Data extracted from a collection:
..........

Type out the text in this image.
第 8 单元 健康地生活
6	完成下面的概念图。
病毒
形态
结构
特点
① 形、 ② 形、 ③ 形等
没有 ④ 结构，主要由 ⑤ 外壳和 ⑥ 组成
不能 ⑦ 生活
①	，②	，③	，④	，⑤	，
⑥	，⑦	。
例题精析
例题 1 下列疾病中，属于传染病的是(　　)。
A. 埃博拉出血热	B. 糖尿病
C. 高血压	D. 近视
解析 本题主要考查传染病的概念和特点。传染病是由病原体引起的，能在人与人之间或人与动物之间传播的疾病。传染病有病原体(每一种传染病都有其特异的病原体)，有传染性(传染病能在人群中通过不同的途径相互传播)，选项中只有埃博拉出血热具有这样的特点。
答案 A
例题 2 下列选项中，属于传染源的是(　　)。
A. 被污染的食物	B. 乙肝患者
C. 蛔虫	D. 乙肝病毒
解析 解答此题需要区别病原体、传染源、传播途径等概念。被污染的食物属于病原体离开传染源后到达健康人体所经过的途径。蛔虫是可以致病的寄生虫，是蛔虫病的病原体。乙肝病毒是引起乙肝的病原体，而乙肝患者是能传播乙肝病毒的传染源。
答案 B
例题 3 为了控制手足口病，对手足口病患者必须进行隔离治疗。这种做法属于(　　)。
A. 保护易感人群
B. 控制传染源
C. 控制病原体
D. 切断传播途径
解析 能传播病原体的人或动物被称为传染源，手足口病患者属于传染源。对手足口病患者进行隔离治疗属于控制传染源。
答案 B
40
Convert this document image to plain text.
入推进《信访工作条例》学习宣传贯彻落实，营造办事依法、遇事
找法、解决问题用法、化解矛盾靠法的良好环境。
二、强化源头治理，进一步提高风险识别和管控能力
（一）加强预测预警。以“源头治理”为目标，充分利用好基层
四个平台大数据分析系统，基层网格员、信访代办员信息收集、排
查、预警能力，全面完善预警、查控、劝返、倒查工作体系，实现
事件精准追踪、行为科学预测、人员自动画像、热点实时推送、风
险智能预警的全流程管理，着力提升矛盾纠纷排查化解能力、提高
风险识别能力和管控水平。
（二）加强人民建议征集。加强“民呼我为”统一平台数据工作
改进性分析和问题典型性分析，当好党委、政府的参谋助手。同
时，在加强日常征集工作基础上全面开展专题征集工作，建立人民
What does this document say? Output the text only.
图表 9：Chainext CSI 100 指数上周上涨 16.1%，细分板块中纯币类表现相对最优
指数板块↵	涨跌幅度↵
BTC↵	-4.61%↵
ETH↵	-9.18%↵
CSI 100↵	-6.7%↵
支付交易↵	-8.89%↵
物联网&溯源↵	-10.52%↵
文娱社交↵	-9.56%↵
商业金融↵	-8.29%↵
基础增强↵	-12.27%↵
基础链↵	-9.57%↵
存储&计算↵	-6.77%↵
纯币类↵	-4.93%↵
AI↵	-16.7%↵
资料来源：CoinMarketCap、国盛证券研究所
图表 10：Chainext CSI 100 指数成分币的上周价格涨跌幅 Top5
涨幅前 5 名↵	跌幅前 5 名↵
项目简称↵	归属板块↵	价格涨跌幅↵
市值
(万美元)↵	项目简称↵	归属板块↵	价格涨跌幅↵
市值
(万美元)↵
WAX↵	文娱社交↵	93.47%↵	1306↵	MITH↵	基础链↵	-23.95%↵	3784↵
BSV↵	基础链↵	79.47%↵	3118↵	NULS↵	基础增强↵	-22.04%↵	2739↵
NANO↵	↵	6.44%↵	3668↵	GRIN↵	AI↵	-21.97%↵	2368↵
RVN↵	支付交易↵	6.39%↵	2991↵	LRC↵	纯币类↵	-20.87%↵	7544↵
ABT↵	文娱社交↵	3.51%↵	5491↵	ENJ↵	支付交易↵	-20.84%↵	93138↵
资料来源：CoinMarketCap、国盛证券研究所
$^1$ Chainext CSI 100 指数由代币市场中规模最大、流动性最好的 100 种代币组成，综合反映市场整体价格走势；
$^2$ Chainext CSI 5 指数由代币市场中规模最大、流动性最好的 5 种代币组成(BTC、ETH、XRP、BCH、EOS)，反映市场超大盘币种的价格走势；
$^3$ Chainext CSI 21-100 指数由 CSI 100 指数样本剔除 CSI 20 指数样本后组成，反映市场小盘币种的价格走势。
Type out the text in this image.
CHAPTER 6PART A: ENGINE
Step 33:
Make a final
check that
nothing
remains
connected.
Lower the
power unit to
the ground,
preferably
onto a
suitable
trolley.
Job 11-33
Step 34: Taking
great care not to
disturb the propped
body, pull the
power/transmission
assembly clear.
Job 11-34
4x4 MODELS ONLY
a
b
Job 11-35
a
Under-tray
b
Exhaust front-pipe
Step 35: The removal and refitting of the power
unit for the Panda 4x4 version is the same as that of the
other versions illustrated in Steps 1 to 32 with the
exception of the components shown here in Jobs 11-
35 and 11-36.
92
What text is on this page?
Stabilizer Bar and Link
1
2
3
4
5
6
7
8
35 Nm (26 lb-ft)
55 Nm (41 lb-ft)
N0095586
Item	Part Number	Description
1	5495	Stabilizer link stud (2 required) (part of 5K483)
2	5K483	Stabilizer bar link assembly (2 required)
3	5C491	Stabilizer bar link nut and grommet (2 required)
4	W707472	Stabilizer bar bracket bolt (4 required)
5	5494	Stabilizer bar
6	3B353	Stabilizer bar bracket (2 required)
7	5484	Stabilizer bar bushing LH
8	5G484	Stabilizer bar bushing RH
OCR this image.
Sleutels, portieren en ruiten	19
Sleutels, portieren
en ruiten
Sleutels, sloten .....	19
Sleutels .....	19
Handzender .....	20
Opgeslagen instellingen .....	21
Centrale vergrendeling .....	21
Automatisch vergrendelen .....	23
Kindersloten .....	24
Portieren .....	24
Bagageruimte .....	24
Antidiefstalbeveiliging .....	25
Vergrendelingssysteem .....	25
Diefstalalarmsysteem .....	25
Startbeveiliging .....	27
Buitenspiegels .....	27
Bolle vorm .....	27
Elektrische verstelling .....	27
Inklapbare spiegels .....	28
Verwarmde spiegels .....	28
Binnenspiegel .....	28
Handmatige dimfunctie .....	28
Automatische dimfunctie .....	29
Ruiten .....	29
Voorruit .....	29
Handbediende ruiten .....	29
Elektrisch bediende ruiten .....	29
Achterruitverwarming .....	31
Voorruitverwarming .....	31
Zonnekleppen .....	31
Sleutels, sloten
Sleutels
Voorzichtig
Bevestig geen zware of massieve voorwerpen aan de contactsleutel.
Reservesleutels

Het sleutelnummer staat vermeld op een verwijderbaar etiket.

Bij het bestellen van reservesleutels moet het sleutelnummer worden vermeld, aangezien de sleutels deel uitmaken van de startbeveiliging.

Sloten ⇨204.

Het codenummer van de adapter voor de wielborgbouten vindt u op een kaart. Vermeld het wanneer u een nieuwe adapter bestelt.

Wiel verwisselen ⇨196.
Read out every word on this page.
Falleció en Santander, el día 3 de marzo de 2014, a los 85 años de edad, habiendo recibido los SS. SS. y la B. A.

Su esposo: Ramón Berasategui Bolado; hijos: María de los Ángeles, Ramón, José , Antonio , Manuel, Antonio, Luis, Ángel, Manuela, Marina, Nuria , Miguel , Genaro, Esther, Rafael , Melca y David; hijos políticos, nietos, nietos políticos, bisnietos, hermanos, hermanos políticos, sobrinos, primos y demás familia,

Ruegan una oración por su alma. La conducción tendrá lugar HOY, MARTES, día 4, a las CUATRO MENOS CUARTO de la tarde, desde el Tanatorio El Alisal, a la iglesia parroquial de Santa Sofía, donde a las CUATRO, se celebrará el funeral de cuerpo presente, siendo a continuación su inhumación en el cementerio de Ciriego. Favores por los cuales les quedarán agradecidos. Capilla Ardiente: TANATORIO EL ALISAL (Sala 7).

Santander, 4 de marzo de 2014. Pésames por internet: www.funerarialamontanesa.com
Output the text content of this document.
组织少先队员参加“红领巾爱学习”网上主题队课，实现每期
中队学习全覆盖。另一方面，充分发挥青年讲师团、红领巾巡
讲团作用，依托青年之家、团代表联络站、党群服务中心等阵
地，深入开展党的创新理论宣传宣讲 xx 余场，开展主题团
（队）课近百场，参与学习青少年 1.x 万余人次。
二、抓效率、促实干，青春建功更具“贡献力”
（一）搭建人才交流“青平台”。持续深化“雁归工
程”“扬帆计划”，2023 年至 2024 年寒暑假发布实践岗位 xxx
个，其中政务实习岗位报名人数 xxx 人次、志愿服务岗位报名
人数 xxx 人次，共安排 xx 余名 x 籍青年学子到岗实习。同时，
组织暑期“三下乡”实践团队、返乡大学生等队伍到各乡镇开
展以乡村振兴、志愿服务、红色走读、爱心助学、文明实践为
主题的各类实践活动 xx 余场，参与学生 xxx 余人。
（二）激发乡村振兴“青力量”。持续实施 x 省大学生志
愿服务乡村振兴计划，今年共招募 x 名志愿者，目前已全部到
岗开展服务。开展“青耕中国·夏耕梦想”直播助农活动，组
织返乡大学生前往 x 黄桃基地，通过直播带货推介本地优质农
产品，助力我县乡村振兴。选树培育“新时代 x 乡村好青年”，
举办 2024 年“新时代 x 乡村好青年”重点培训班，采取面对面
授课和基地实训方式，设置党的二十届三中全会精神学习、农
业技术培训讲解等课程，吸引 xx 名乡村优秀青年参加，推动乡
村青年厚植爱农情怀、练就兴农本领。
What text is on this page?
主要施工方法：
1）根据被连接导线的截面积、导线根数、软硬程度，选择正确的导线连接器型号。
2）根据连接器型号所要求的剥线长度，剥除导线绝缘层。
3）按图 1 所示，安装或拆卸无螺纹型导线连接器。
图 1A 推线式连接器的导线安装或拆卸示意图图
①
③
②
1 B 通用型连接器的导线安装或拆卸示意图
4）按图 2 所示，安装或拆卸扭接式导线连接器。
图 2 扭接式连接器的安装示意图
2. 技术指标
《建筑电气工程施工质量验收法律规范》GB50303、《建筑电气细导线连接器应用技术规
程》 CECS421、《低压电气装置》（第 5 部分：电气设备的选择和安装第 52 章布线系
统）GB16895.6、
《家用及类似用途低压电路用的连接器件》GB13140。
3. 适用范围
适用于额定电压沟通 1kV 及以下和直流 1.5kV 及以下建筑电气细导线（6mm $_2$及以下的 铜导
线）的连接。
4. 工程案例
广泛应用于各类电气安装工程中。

..........

STATED GOAL ▸
Gather each line in the data that holds the string "基础增强".

OUTPUT OF THE TASK ▸
基础增强↵	-12.27%↵
BSV↵	基础链↵	79.47%↵	3118↵	NULS↵	基础增强↵	-22.04%↵	2739↵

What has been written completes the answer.